Collect each line holding the string "Residui".

• RECORDS SUPPLIED
■ ■ ■ ■ ■

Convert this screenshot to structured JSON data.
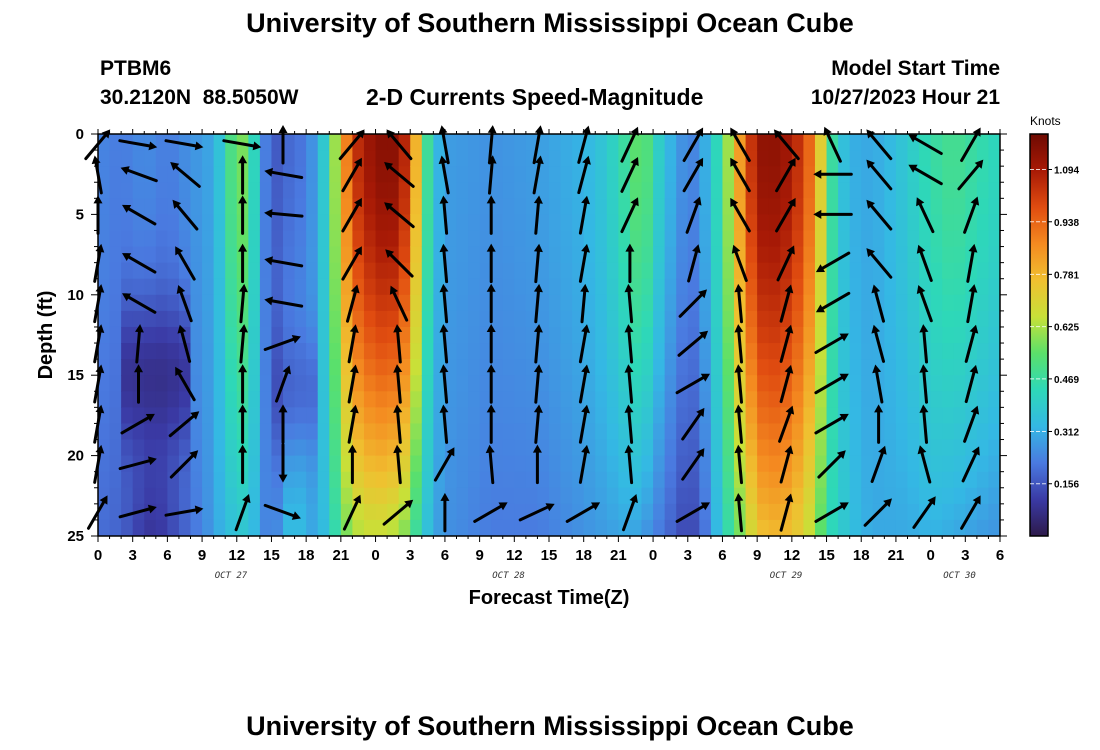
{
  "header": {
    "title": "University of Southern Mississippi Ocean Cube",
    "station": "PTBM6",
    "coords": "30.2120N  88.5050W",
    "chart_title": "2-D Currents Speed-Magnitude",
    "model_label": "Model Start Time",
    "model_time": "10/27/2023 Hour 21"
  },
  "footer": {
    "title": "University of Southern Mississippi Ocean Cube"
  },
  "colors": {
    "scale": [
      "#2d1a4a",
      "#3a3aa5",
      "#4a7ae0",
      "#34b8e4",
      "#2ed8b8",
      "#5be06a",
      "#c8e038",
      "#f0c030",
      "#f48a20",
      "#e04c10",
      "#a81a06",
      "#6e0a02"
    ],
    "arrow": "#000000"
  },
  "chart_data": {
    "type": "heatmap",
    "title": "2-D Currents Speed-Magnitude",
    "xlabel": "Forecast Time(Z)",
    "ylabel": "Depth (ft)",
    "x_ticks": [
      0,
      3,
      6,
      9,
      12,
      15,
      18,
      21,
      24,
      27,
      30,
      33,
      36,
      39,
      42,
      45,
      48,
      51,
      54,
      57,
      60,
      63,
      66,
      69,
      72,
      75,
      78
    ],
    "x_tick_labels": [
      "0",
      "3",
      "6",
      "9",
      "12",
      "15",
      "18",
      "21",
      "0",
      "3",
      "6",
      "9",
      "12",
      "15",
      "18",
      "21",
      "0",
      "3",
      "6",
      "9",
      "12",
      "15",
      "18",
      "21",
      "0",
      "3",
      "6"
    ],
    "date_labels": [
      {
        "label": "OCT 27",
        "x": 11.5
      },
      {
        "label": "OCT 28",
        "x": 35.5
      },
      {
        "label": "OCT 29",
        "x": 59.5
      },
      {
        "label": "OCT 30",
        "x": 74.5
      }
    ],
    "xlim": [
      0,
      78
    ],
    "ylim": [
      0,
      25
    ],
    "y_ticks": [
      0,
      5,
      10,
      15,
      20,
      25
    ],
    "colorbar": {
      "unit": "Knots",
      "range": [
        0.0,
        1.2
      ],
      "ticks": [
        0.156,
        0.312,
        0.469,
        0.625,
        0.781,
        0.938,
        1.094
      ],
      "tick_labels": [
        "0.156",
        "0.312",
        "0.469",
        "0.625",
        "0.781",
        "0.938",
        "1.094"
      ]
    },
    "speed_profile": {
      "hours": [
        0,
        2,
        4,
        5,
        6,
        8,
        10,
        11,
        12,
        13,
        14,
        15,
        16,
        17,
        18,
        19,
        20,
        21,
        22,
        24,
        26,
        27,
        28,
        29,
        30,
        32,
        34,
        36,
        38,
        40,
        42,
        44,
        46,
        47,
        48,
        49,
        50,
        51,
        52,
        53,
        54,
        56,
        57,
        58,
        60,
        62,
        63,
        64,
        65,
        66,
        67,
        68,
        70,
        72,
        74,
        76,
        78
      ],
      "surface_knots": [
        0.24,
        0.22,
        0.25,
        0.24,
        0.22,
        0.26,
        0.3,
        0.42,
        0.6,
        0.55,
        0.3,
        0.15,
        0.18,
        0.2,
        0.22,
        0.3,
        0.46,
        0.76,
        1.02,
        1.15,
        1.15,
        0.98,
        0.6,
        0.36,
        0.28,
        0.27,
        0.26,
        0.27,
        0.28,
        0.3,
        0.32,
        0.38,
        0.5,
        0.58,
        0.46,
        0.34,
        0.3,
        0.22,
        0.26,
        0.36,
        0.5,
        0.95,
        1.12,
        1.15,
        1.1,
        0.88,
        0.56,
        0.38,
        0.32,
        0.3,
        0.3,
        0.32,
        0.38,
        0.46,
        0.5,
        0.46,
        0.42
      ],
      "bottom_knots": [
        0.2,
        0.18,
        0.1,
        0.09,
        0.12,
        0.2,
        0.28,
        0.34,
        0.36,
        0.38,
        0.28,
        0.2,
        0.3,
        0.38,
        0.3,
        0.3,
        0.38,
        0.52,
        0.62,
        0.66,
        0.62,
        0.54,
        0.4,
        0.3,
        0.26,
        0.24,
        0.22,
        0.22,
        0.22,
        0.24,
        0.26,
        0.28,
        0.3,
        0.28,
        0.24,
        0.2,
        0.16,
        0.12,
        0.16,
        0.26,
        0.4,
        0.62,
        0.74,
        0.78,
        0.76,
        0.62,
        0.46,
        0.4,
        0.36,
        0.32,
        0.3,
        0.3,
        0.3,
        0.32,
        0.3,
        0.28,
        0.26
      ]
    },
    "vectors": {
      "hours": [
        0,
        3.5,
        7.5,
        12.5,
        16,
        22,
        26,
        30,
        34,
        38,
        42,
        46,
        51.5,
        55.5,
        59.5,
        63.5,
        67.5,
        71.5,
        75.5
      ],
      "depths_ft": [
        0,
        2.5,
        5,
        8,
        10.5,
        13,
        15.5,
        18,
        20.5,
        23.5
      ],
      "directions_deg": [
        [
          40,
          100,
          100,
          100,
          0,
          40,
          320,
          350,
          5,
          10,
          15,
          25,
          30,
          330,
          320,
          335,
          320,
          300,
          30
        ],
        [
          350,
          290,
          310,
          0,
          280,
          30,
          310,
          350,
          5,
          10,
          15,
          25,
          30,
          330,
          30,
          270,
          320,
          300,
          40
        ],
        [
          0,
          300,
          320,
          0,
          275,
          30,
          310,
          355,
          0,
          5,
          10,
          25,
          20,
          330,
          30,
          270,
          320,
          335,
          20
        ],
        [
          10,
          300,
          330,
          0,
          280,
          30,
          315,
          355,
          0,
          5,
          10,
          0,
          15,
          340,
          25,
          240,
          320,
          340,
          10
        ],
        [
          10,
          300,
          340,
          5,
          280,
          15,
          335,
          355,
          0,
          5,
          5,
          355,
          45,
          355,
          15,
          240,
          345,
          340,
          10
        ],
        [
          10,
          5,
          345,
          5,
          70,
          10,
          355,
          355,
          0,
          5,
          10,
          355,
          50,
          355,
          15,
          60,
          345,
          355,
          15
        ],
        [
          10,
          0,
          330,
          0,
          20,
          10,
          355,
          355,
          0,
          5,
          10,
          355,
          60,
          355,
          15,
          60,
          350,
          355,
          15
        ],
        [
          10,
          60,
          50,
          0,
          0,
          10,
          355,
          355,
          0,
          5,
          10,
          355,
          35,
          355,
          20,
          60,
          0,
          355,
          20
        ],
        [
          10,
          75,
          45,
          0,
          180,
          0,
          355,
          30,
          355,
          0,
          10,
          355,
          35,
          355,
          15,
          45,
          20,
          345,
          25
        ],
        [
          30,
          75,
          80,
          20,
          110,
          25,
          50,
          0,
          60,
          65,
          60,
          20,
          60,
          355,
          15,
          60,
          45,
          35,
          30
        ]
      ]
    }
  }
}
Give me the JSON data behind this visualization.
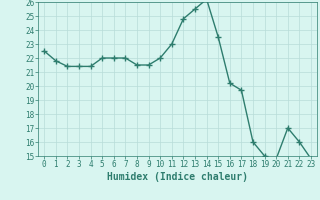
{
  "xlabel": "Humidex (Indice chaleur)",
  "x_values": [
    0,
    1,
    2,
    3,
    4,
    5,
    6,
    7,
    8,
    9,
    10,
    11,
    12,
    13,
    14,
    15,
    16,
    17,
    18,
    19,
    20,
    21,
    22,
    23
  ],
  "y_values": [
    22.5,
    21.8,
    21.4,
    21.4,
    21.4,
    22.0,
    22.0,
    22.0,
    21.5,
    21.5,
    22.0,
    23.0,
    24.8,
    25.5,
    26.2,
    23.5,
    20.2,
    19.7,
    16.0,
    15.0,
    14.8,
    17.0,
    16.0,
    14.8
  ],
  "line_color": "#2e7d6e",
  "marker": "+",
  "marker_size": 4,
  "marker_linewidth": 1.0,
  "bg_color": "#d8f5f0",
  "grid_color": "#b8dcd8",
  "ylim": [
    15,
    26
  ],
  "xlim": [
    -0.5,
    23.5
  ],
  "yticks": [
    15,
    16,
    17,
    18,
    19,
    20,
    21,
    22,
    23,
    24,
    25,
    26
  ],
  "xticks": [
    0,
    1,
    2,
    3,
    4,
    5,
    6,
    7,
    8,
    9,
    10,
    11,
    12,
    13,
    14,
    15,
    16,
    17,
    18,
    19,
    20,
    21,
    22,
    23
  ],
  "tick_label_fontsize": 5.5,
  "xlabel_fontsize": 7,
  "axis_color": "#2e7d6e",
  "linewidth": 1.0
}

■ ■ ■ ■ ■

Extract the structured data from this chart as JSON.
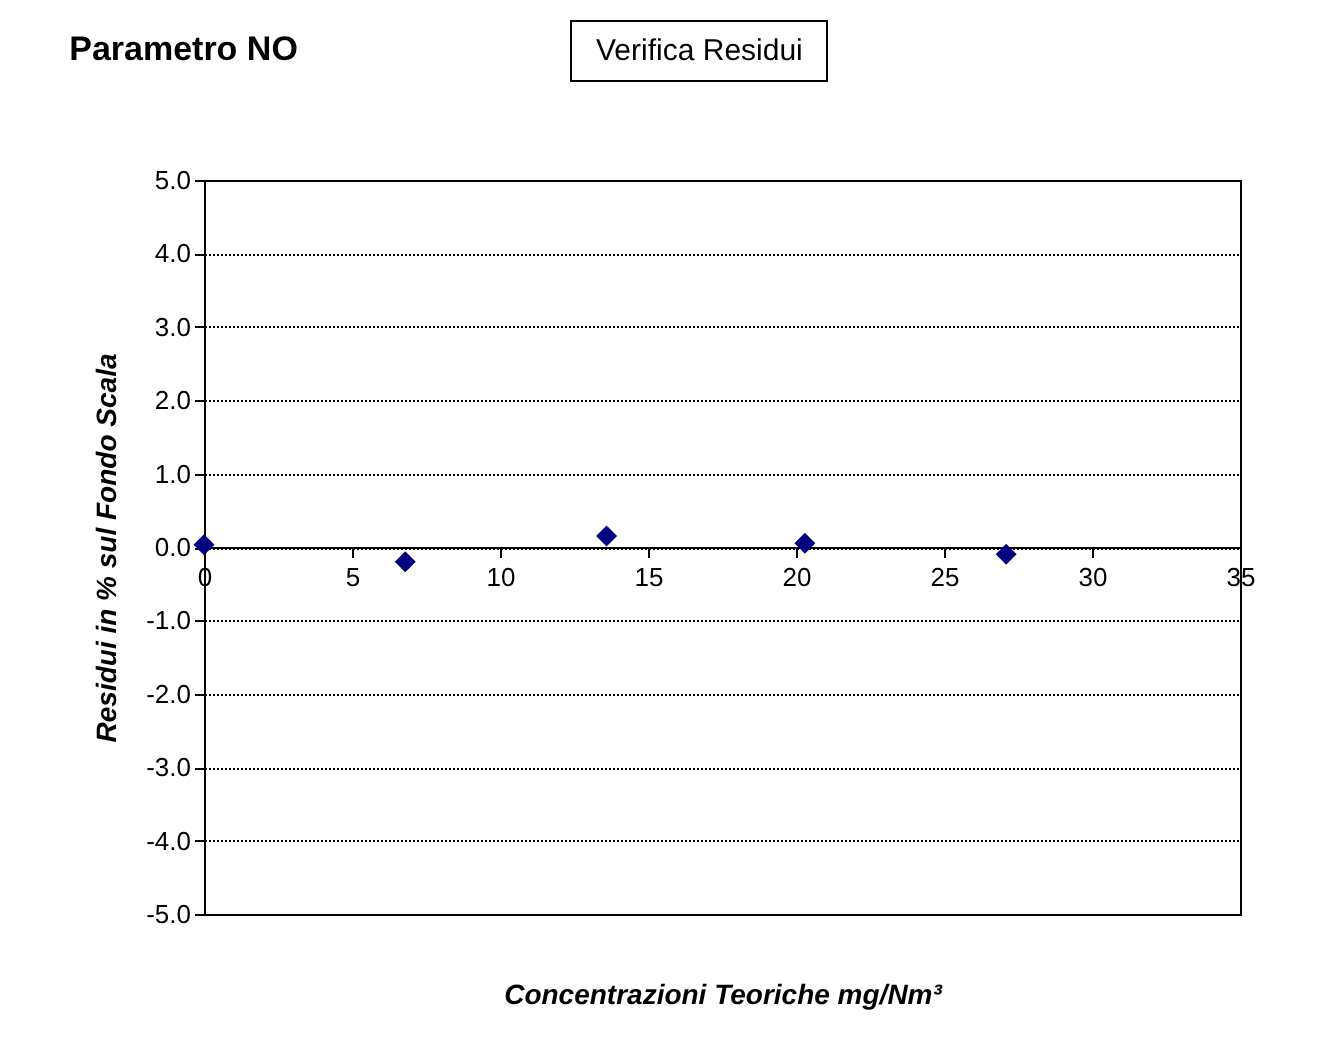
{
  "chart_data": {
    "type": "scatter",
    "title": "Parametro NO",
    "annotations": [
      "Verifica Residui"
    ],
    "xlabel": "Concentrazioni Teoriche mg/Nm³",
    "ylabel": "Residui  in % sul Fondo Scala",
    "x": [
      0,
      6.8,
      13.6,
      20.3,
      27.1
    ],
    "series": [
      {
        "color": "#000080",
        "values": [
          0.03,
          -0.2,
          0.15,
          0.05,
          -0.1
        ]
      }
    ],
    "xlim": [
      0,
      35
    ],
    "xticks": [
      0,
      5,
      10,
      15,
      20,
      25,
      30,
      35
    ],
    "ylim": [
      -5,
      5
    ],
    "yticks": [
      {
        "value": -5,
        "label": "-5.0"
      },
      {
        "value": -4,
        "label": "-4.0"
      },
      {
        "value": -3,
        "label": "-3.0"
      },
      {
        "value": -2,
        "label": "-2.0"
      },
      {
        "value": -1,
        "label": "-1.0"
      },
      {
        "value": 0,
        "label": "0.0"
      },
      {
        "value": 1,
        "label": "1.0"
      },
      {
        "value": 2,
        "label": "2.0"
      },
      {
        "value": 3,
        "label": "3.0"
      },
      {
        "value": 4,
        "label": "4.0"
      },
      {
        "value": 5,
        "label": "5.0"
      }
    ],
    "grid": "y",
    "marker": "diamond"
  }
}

■ ■ ■ ■ ■

• EXERCISE OUTPUT
      "Verifica Residui"
    "ylabel": "Residui  in % sul Fondo Scala",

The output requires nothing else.